### Given instruction
All entries are to be given again verbatim.

### Data supplied

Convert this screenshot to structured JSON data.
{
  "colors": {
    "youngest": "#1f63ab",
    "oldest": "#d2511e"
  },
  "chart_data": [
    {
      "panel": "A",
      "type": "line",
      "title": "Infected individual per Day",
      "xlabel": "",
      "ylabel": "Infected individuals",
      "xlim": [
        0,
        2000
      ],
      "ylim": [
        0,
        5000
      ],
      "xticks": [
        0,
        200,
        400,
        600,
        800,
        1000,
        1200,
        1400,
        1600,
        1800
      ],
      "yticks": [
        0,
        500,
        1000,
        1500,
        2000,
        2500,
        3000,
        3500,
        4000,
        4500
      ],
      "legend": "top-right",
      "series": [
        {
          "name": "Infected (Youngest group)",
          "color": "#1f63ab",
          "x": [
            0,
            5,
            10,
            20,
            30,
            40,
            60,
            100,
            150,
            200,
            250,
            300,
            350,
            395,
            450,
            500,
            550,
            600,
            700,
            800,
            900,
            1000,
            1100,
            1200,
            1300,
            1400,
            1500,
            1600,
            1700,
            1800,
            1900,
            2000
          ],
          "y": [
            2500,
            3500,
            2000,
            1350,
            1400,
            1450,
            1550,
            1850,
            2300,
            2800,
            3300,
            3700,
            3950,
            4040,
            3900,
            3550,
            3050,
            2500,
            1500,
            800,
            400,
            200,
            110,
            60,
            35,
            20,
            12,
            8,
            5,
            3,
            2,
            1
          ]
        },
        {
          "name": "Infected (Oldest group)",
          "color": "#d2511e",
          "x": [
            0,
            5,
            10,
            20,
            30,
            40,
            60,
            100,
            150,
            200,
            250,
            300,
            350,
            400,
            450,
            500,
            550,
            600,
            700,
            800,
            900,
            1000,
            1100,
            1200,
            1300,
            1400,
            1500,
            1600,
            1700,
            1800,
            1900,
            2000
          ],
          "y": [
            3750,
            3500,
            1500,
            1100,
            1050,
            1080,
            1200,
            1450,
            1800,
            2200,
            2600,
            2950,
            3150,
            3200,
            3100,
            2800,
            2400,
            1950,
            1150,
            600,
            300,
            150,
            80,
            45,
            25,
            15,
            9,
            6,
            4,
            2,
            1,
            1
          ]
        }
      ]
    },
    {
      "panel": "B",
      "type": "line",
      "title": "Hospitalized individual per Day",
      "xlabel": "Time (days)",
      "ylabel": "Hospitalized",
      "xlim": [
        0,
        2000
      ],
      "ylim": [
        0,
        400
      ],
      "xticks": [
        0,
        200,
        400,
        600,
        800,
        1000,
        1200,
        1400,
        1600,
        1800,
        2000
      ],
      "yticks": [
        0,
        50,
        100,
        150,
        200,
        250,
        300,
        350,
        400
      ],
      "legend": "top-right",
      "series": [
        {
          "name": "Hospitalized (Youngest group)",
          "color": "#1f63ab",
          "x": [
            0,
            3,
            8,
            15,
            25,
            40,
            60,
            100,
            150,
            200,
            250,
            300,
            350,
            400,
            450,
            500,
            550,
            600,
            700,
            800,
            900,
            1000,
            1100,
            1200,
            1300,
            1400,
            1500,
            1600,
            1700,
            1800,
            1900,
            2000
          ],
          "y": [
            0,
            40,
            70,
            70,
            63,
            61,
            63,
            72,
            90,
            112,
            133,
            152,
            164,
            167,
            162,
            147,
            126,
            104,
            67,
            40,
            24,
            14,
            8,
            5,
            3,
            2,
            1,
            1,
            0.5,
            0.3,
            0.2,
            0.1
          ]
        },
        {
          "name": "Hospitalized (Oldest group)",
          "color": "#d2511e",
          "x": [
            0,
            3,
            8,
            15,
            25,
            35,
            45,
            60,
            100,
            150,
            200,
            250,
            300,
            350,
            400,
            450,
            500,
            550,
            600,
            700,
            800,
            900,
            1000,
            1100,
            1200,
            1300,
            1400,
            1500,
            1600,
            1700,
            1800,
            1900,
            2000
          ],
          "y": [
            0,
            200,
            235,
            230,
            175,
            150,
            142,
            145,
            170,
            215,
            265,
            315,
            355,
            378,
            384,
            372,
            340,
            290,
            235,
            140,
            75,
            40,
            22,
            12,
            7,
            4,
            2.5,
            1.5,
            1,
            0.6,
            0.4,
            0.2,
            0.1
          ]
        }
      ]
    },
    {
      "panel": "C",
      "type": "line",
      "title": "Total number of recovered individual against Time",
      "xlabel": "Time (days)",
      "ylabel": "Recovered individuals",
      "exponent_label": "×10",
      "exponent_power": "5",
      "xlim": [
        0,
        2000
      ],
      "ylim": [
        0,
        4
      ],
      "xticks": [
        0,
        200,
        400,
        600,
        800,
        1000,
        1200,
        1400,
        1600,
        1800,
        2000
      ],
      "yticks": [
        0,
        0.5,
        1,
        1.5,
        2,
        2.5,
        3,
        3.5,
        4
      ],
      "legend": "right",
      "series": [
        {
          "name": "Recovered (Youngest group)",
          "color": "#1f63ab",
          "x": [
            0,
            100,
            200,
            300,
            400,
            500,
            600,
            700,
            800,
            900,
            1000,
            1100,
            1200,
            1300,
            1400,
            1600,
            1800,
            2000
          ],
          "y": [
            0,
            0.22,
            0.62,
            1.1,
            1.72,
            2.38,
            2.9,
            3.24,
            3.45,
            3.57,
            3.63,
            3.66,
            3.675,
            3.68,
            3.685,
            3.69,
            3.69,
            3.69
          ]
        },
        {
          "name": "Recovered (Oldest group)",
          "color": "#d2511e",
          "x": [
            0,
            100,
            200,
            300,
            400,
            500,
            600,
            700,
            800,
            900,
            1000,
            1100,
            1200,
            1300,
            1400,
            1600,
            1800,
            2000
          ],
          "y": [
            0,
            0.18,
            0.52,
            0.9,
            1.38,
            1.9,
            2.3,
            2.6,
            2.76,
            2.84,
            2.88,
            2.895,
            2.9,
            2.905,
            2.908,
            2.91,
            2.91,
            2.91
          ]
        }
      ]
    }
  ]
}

### Full answer
Convert this screenshot to structured JSON data.
{
  "colors": {
    "youngest": "#1f63ab",
    "oldest": "#d2511e"
  },
  "chart_data": [
    {
      "panel": "A",
      "type": "line",
      "title": "Infected individual per Day",
      "xlabel": "",
      "ylabel": "Infected individuals",
      "xlim": [
        0,
        2000
      ],
      "ylim": [
        0,
        5000
      ],
      "xticks": [
        0,
        200,
        400,
        600,
        800,
        1000,
        1200,
        1400,
        1600,
        1800
      ],
      "yticks": [
        0,
        500,
        1000,
        1500,
        2000,
        2500,
        3000,
        3500,
        4000,
        4500
      ],
      "legend": "top-right",
      "series": [
        {
          "name": "Infected (Youngest group)",
          "color": "#1f63ab",
          "x": [
            0,
            5,
            10,
            20,
            30,
            40,
            60,
            100,
            150,
            200,
            250,
            300,
            350,
            395,
            450,
            500,
            550,
            600,
            700,
            800,
            900,
            1000,
            1100,
            1200,
            1300,
            1400,
            1500,
            1600,
            1700,
            1800,
            1900,
            2000
          ],
          "y": [
            2500,
            3500,
            2000,
            1350,
            1400,
            1450,
            1550,
            1850,
            2300,
            2800,
            3300,
            3700,
            3950,
            4040,
            3900,
            3550,
            3050,
            2500,
            1500,
            800,
            400,
            200,
            110,
            60,
            35,
            20,
            12,
            8,
            5,
            3,
            2,
            1
          ]
        },
        {
          "name": "Infected (Oldest group)",
          "color": "#d2511e",
          "x": [
            0,
            5,
            10,
            20,
            30,
            40,
            60,
            100,
            150,
            200,
            250,
            300,
            350,
            400,
            450,
            500,
            550,
            600,
            700,
            800,
            900,
            1000,
            1100,
            1200,
            1300,
            1400,
            1500,
            1600,
            1700,
            1800,
            1900,
            2000
          ],
          "y": [
            3750,
            3500,
            1500,
            1100,
            1050,
            1080,
            1200,
            1450,
            1800,
            2200,
            2600,
            2950,
            3150,
            3200,
            3100,
            2800,
            2400,
            1950,
            1150,
            600,
            300,
            150,
            80,
            45,
            25,
            15,
            9,
            6,
            4,
            2,
            1,
            1
          ]
        }
      ]
    },
    {
      "panel": "B",
      "type": "line",
      "title": "Hospitalized individual per Day",
      "xlabel": "Time (days)",
      "ylabel": "Hospitalized",
      "xlim": [
        0,
        2000
      ],
      "ylim": [
        0,
        400
      ],
      "xticks": [
        0,
        200,
        400,
        600,
        800,
        1000,
        1200,
        1400,
        1600,
        1800,
        2000
      ],
      "yticks": [
        0,
        50,
        100,
        150,
        200,
        250,
        300,
        350,
        400
      ],
      "legend": "top-right",
      "series": [
        {
          "name": "Hospitalized (Youngest group)",
          "color": "#1f63ab",
          "x": [
            0,
            3,
            8,
            15,
            25,
            40,
            60,
            100,
            150,
            200,
            250,
            300,
            350,
            400,
            450,
            500,
            550,
            600,
            700,
            800,
            900,
            1000,
            1100,
            1200,
            1300,
            1400,
            1500,
            1600,
            1700,
            1800,
            1900,
            2000
          ],
          "y": [
            0,
            40,
            70,
            70,
            63,
            61,
            63,
            72,
            90,
            112,
            133,
            152,
            164,
            167,
            162,
            147,
            126,
            104,
            67,
            40,
            24,
            14,
            8,
            5,
            3,
            2,
            1,
            1,
            0.5,
            0.3,
            0.2,
            0.1
          ]
        },
        {
          "name": "Hospitalized (Oldest group)",
          "color": "#d2511e",
          "x": [
            0,
            3,
            8,
            15,
            25,
            35,
            45,
            60,
            100,
            150,
            200,
            250,
            300,
            350,
            400,
            450,
            500,
            550,
            600,
            700,
            800,
            900,
            1000,
            1100,
            1200,
            1300,
            1400,
            1500,
            1600,
            1700,
            1800,
            1900,
            2000
          ],
          "y": [
            0,
            200,
            235,
            230,
            175,
            150,
            142,
            145,
            170,
            215,
            265,
            315,
            355,
            378,
            384,
            372,
            340,
            290,
            235,
            140,
            75,
            40,
            22,
            12,
            7,
            4,
            2.5,
            1.5,
            1,
            0.6,
            0.4,
            0.2,
            0.1
          ]
        }
      ]
    },
    {
      "panel": "C",
      "type": "line",
      "title": "Total number of recovered individual against Time",
      "xlabel": "Time (days)",
      "ylabel": "Recovered individuals",
      "exponent_label": "×10",
      "exponent_power": "5",
      "xlim": [
        0,
        2000
      ],
      "ylim": [
        0,
        4
      ],
      "xticks": [
        0,
        200,
        400,
        600,
        800,
        1000,
        1200,
        1400,
        1600,
        1800,
        2000
      ],
      "yticks": [
        0,
        0.5,
        1,
        1.5,
        2,
        2.5,
        3,
        3.5,
        4
      ],
      "legend": "right",
      "series": [
        {
          "name": "Recovered (Youngest group)",
          "color": "#1f63ab",
          "x": [
            0,
            100,
            200,
            300,
            400,
            500,
            600,
            700,
            800,
            900,
            1000,
            1100,
            1200,
            1300,
            1400,
            1600,
            1800,
            2000
          ],
          "y": [
            0,
            0.22,
            0.62,
            1.1,
            1.72,
            2.38,
            2.9,
            3.24,
            3.45,
            3.57,
            3.63,
            3.66,
            3.675,
            3.68,
            3.685,
            3.69,
            3.69,
            3.69
          ]
        },
        {
          "name": "Recovered (Oldest group)",
          "color": "#d2511e",
          "x": [
            0,
            100,
            200,
            300,
            400,
            500,
            600,
            700,
            800,
            900,
            1000,
            1100,
            1200,
            1300,
            1400,
            1600,
            1800,
            2000
          ],
          "y": [
            0,
            0.18,
            0.52,
            0.9,
            1.38,
            1.9,
            2.3,
            2.6,
            2.76,
            2.84,
            2.88,
            2.895,
            2.9,
            2.905,
            2.908,
            2.91,
            2.91,
            2.91
          ]
        }
      ]
    }
  ]
}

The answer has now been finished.